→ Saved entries
++++++

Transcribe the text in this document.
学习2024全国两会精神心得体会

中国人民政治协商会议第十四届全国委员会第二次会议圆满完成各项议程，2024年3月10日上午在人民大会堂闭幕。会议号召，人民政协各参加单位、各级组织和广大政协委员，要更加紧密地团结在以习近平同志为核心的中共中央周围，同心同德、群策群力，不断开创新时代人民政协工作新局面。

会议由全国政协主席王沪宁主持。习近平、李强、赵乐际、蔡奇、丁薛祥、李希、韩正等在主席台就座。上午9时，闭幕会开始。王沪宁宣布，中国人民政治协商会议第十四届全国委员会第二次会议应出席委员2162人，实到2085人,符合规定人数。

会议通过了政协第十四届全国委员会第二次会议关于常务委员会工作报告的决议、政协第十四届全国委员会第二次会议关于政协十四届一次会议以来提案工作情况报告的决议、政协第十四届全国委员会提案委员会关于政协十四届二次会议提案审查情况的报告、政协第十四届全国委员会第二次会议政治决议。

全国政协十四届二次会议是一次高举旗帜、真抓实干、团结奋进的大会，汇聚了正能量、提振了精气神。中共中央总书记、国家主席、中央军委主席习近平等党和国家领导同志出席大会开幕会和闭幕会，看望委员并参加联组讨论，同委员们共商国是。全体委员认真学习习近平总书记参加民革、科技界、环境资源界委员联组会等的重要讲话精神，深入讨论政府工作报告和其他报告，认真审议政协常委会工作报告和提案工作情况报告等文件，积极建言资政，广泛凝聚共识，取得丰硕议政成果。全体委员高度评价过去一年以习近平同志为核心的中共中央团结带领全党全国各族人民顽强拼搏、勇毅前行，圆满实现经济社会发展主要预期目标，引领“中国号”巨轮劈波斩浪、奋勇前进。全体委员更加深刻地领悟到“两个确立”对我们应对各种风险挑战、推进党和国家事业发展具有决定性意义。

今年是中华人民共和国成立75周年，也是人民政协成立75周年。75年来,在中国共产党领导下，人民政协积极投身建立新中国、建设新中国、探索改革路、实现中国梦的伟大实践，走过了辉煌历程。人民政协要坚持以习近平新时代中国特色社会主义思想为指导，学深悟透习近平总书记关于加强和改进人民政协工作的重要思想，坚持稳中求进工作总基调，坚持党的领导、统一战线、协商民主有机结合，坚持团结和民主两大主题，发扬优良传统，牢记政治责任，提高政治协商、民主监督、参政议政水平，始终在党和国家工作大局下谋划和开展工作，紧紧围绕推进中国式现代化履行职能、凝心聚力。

++++++

→ GIVEN REQUEST
Print out the whole listing exactly as it appears.

→ THE OUTPUT
Transcribe the text in this document.
学习2024全国两会精神心得体会

中国人民政治协商会议第十四届全国委员会第二次会议圆满完成各项议程，2024年3月10日上午在人民大会堂闭幕。会议号召，人民政协各参加单位、各级组织和广大政协委员，要更加紧密地团结在以习近平同志为核心的中共中央周围，同心同德、群策群力，不断开创新时代人民政协工作新局面。

会议由全国政协主席王沪宁主持。习近平、李强、赵乐际、蔡奇、丁薛祥、李希、韩正等在主席台就座。上午9时，闭幕会开始。王沪宁宣布，中国人民政治协商会议第十四届全国委员会第二次会议应出席委员2162人，实到2085人,符合规定人数。

会议通过了政协第十四届全国委员会第二次会议关于常务委员会工作报告的决议、政协第十四届全国委员会第二次会议关于政协十四届一次会议以来提案工作情况报告的决议、政协第十四届全国委员会提案委员会关于政协十四届二次会议提案审查情况的报告、政协第十四届全国委员会第二次会议政治决议。

全国政协十四届二次会议是一次高举旗帜、真抓实干、团结奋进的大会，汇聚了正能量、提振了精气神。中共中央总书记、国家主席、中央军委主席习近平等党和国家领导同志出席大会开幕会和闭幕会，看望委员并参加联组讨论，同委员们共商国是。全体委员认真学习习近平总书记参加民革、科技界、环境资源界委员联组会等的重要讲话精神，深入讨论政府工作报告和其他报告，认真审议政协常委会工作报告和提案工作情况报告等文件，积极建言资政，广泛凝聚共识，取得丰硕议政成果。全体委员高度评价过去一年以习近平同志为核心的中共中央团结带领全党全国各族人民顽强拼搏、勇毅前行，圆满实现经济社会发展主要预期目标，引领“中国号”巨轮劈波斩浪、奋勇前进。全体委员更加深刻地领悟到“两个确立”对我们应对各种风险挑战、推进党和国家事业发展具有决定性意义。

今年是中华人民共和国成立75周年，也是人民政协成立75周年。75年来,在中国共产党领导下，人民政协积极投身建立新中国、建设新中国、探索改革路、实现中国梦的伟大实践，走过了辉煌历程。人民政协要坚持以习近平新时代中国特色社会主义思想为指导，学深悟透习近平总书记关于加强和改进人民政协工作的重要思想，坚持稳中求进工作总基调，坚持党的领导、统一战线、协商民主有机结合，坚持团结和民主两大主题，发扬优良传统，牢记政治责任，提高政治协商、民主监督、参政议政水平，始终在党和国家工作大局下谋划和开展工作，紧紧围绕推进中国式现代化履行职能、凝心聚力。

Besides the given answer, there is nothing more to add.